### PROMPT
Give the material from the line containing "1229, 434, 1233]" down to the line containing "1154, 128, 1192]" again, with "data-point" renamed to "marker" and all else unchanged.

### DATA TO USE

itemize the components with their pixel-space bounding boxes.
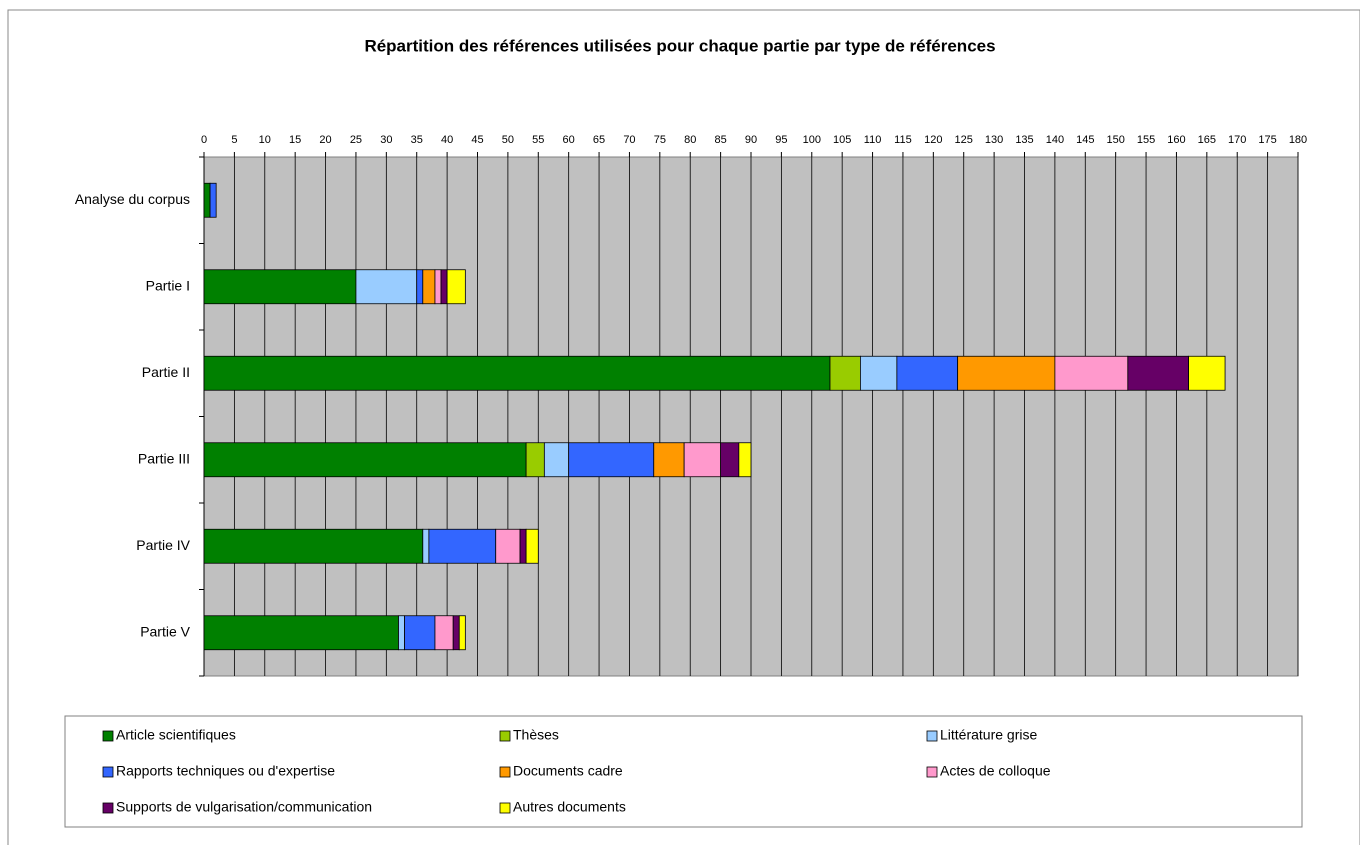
x-tick-label: 90 [745,134,757,146]
bar-segment [452,615,460,651]
chart-title: Répartition des références utilisées pou… [364,36,995,55]
x-tick-label: 75 [654,134,666,146]
bar-segment [209,182,217,218]
bar-segment [203,442,527,478]
legend-label: Actes de colloque [940,763,1051,779]
x-tick-label: 115 [894,134,912,146]
bar-segment [422,528,430,564]
x-tick-label: 15 [289,134,301,146]
x-tick-label: 10 [259,134,271,146]
x-tick-label: 60 [563,134,575,146]
bar-segment [428,528,497,564]
category-label: Partie V [140,623,190,639]
bar-segment [458,615,466,651]
x-tick-label: 165 [1198,134,1216,146]
x-tick-label: 55 [532,134,544,146]
legend-label: Thèses [513,727,559,743]
legend-swatch [499,802,511,814]
x-tick-label: 85 [714,134,726,146]
bar-segment [203,528,424,564]
x-tick-label: 105 [833,134,851,146]
bar-segment [720,442,740,478]
legend-swatch [499,766,511,778]
bar-segment [446,269,466,305]
category-label: Analyse du corpus [75,191,190,207]
x-tick-label: 65 [593,134,605,146]
x-tick-label: 120 [924,134,942,146]
legend-label: Documents cadre [513,763,623,779]
bar-segment [957,355,1056,391]
legend-swatch [926,730,938,742]
bar-segment [525,528,539,564]
bar-segment [422,269,436,305]
x-tick-label: 100 [803,134,821,146]
x-tick-label: 175 [1258,134,1276,146]
bar-segment [653,442,685,478]
bar-segment [1127,355,1190,391]
bar-segment [355,269,418,305]
x-tick-label: 25 [350,134,362,146]
legend-swatch [102,730,114,742]
x-tick-label: 135 [1015,134,1033,146]
bar-segment [525,442,545,478]
category-label: Partie III [138,450,190,466]
x-tick-label: 40 [441,134,453,146]
bar-segment [738,442,752,478]
bar-segment [829,355,861,391]
bar-segment [568,442,655,478]
bar-segment [1054,355,1129,391]
x-tick-label: 95 [775,134,787,146]
bar-segment [416,269,424,305]
legend-swatch [102,802,114,814]
bar-segment [398,615,405,651]
category-label: Partie I [146,277,190,293]
x-tick-label: 170 [1228,134,1246,146]
bar-segment [203,615,399,651]
x-tick-label: 80 [684,134,696,146]
bar-segment [896,355,959,391]
x-tick-label: 130 [985,134,1003,146]
x-tick-label: 160 [1167,134,1185,146]
category-label: Partie IV [136,537,190,553]
x-tick-label: 5 [231,134,237,146]
x-tick-label: 50 [502,134,514,146]
bar-segment [1188,355,1226,391]
x-tick-label: 150 [1106,134,1124,146]
x-tick-label: 0 [201,134,207,146]
bar-segment [203,269,357,305]
bar-segment [434,269,442,305]
x-tick-label: 45 [471,134,483,146]
legend-swatch [926,766,938,778]
legend-swatch [499,730,511,742]
bar-segment [440,269,448,305]
x-tick-label: 20 [319,134,331,146]
bar-segment [543,442,570,478]
bar-segment [434,615,454,651]
legend-swatch [102,766,114,778]
legend-label: Autres documents [513,799,626,815]
bar-segment [519,528,527,564]
bar-segment [404,615,436,651]
x-tick-label: 145 [1076,134,1094,146]
x-tick-label: 180 [1289,134,1307,146]
x-tick-label: 125 [955,134,973,146]
legend-label: Supports de vulgarisation/communication [116,799,372,815]
bar-segment [860,355,898,391]
bar-segment [683,442,722,478]
legend-label: Article scientifiques [116,727,236,743]
legend-box [64,715,1303,828]
x-tick-label: 140 [1046,134,1064,146]
legend-label: Rapports techniques ou d'expertise [116,763,335,779]
bar-segment [203,355,831,391]
category-label: Partie II [142,364,190,380]
x-tick-label: 70 [623,134,635,146]
legend-label: Littérature grise [940,727,1037,743]
bar-segment [495,528,521,564]
bar-segment [203,182,211,218]
x-tick-label: 35 [411,134,423,146]
x-tick-label: 155 [1137,134,1155,146]
x-tick-label: 110 [864,134,882,146]
x-tick-label: 30 [380,134,392,146]
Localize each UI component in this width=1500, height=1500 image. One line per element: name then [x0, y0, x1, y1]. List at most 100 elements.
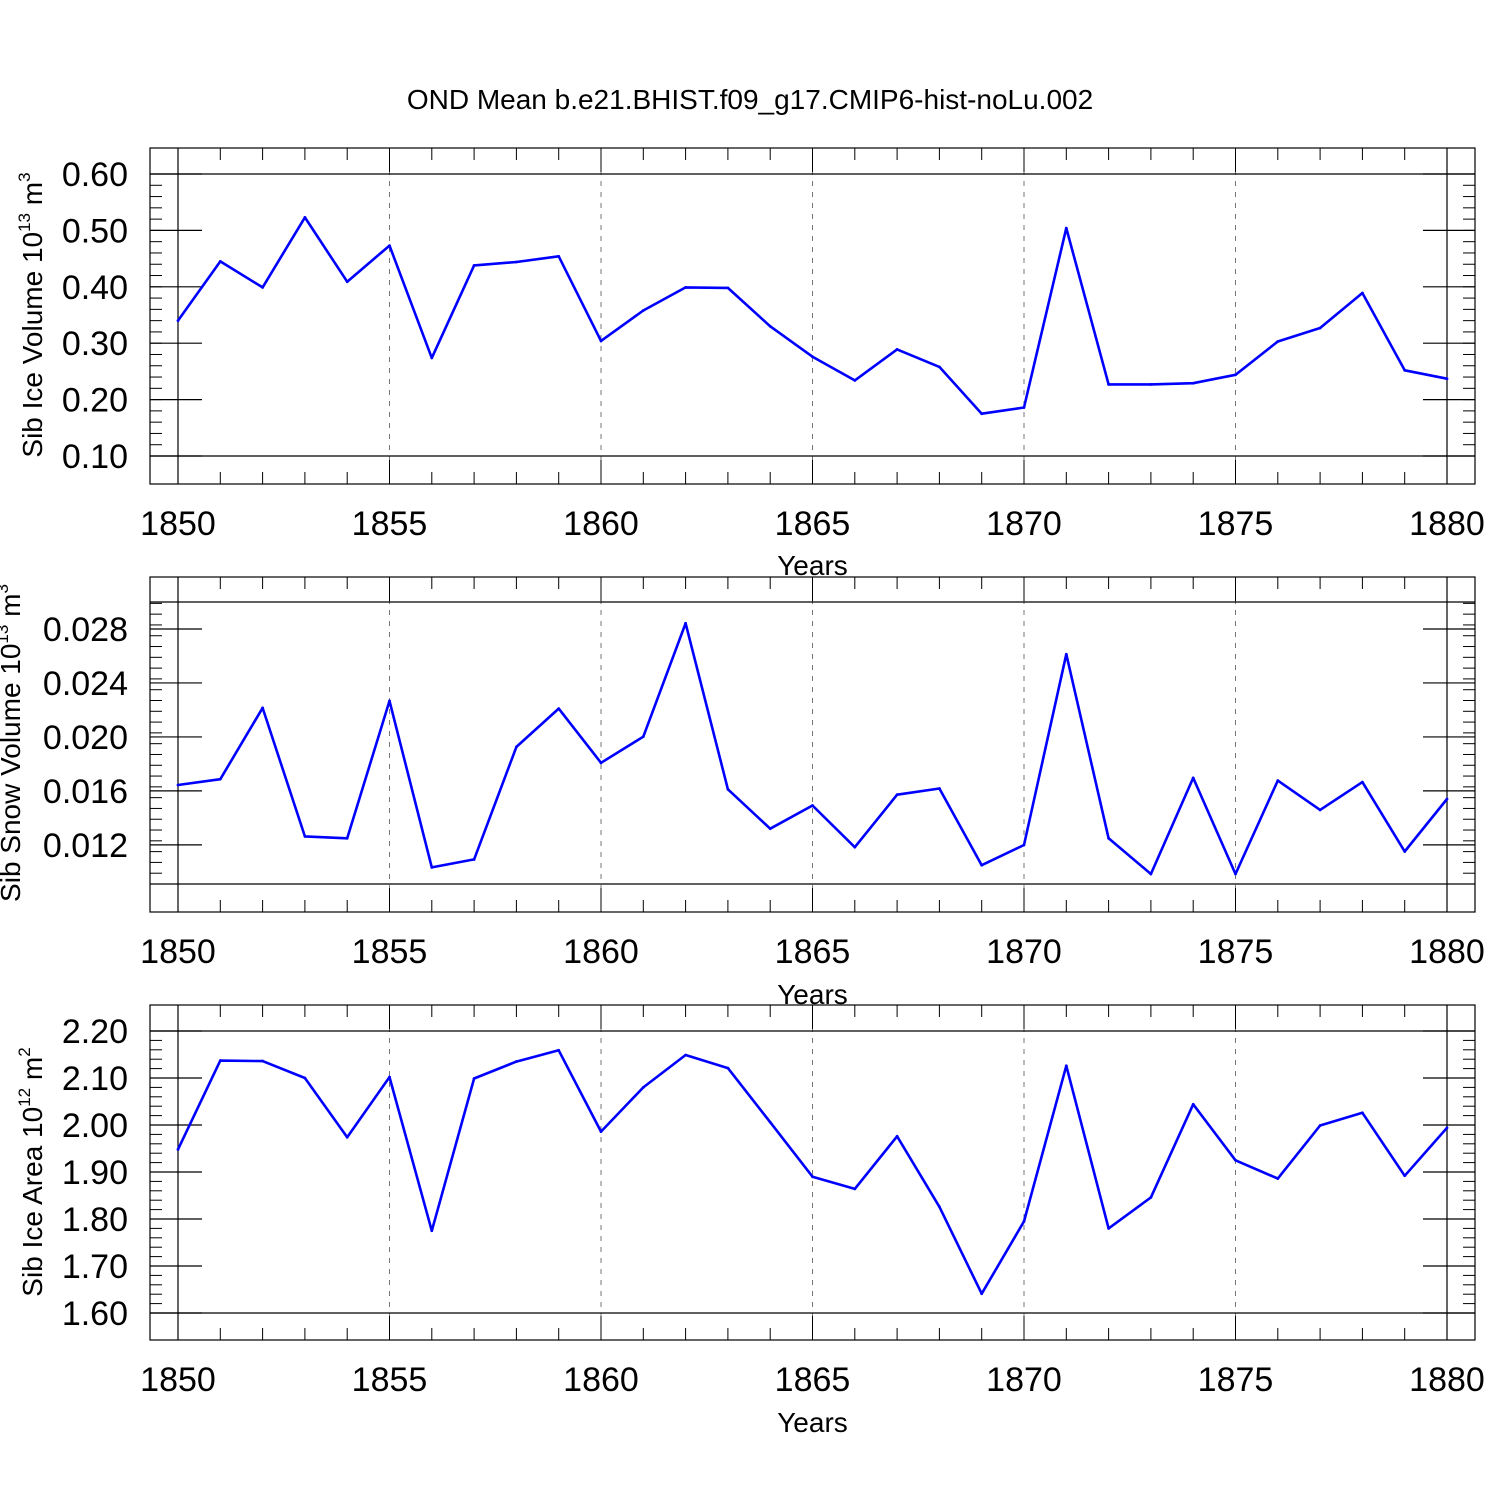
data-point	[430, 1229, 434, 1233]
x-tick-label: 1880	[1409, 1361, 1485, 1399]
x-tick-label: 1875	[1198, 505, 1274, 543]
data-point	[176, 783, 180, 787]
data-point	[557, 1048, 561, 1052]
data-point	[1022, 406, 1026, 409]
x-tick-label: 1875	[1198, 1361, 1274, 1399]
data-point	[1191, 381, 1195, 385]
data-point	[1107, 382, 1110, 386]
data-point	[599, 339, 603, 343]
data-point	[768, 827, 772, 831]
y-tick-label: 1.90	[62, 1154, 128, 1192]
x-tick-label: 1860	[563, 933, 639, 971]
data-point	[345, 280, 349, 284]
x-tick-label: 1850	[140, 933, 216, 971]
data-point	[684, 621, 687, 625]
data-point	[218, 260, 222, 263]
data-point	[1445, 1126, 1449, 1130]
data-point	[811, 1175, 814, 1179]
y-tick-label: 0.30	[62, 325, 128, 363]
data-point	[261, 1059, 264, 1063]
data-point	[515, 1060, 518, 1063]
y-tick-label: 2.00	[62, 1107, 128, 1145]
x-tick-label: 1865	[775, 505, 851, 543]
x-tick-label: 1870	[986, 933, 1062, 971]
y-tick-label: 0.020	[43, 719, 128, 757]
data-point	[768, 1120, 772, 1124]
data-point	[388, 244, 391, 248]
data-point	[1149, 1195, 1153, 1199]
y-tick-label: 0.012	[43, 827, 128, 865]
y-tick-label: 0.016	[43, 773, 128, 811]
y-tick-label: 0.024	[43, 665, 128, 703]
x-tick-label: 1855	[352, 505, 428, 543]
y-axis-title: Sib Ice Area 1012 m2	[15, 1047, 48, 1296]
y-tick-label: 1.60	[62, 1295, 128, 1333]
y-axis-title: Sib Ice Volume 1013 m3	[15, 172, 48, 457]
data-point	[515, 260, 518, 264]
data-point	[1361, 1111, 1364, 1115]
data-point	[1022, 843, 1026, 847]
data-point	[1318, 1124, 1322, 1127]
data-point	[557, 254, 561, 258]
data-point	[1276, 779, 1280, 783]
data-point	[515, 745, 518, 749]
series-line	[177, 621, 1449, 876]
data-point	[1234, 1158, 1237, 1162]
data-point	[261, 285, 264, 289]
x-tick-label: 1865	[775, 1361, 851, 1399]
data-point	[1107, 836, 1110, 840]
data-point	[1234, 872, 1237, 876]
data-point	[1064, 652, 1068, 656]
data-point	[768, 324, 772, 328]
x-tick-label: 1880	[1409, 505, 1485, 543]
data-point	[684, 1053, 687, 1057]
data-point	[895, 348, 899, 351]
data-point	[1361, 780, 1364, 784]
x-tick-label: 1860	[563, 505, 639, 543]
data-point	[345, 1135, 349, 1139]
data-point	[811, 804, 814, 807]
data-point	[472, 263, 476, 267]
data-point	[726, 787, 730, 791]
data-point	[388, 1075, 391, 1079]
data-point	[599, 1130, 603, 1133]
panel-3: 1.60 1.70 1.80 1.90 2.00 2.10 2.20 1850 1855 1860…	[15, 1004, 1485, 1438]
data-point	[853, 1187, 857, 1191]
y-tick-label: 0.10	[62, 438, 128, 476]
data-point	[599, 761, 603, 765]
chart-title: OND Mean b.e21.BHIST.f09_g17.CMIP6-hist-…	[406, 84, 1094, 115]
y-tick-label: 0.20	[62, 382, 128, 420]
data-point	[472, 1077, 476, 1080]
data-point	[1318, 808, 1322, 812]
y-tick-label: 0.028	[43, 611, 128, 649]
x-axis-title: Years	[777, 550, 848, 581]
data-point	[218, 1059, 222, 1063]
x-tick-label: 1855	[352, 1361, 428, 1399]
x-tick-label: 1865	[775, 933, 851, 971]
data-point	[176, 1148, 180, 1151]
data-point	[1276, 340, 1280, 343]
data-point	[684, 285, 687, 289]
data-point	[557, 707, 561, 710]
data-point	[641, 1086, 645, 1089]
data-point	[895, 793, 899, 797]
data-point	[261, 706, 264, 710]
data-point	[303, 216, 307, 219]
data-point	[641, 735, 645, 739]
data-point	[1149, 872, 1153, 876]
data-point	[980, 1292, 984, 1296]
data-point	[472, 858, 476, 861]
data-point	[430, 866, 434, 869]
data-point	[853, 845, 857, 849]
data-point	[430, 356, 434, 360]
data-point	[1403, 850, 1407, 853]
data-point	[218, 777, 222, 781]
data-point	[938, 365, 941, 369]
data-point	[345, 836, 349, 840]
data-point	[641, 309, 645, 312]
y-tick-label: 2.20	[62, 1013, 128, 1051]
data-point	[1149, 382, 1153, 386]
y-tick-label: 0.60	[62, 156, 128, 194]
data-point	[895, 1134, 899, 1138]
data-point	[1403, 368, 1407, 372]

### OUTPUT OF THE EXERCISE
marker	[430, 1229, 434, 1233]
x-tick-label: 1880	[1409, 1361, 1485, 1399]
x-tick-label: 1875	[1198, 505, 1274, 543]
marker	[176, 783, 180, 787]
marker	[557, 1048, 561, 1052]
marker	[1022, 406, 1026, 409]
x-tick-label: 1875	[1198, 1361, 1274, 1399]
marker	[1191, 381, 1195, 385]
marker	[1107, 382, 1110, 386]
marker	[599, 339, 603, 343]
marker	[768, 827, 772, 831]
y-tick-label: 1.90	[62, 1154, 128, 1192]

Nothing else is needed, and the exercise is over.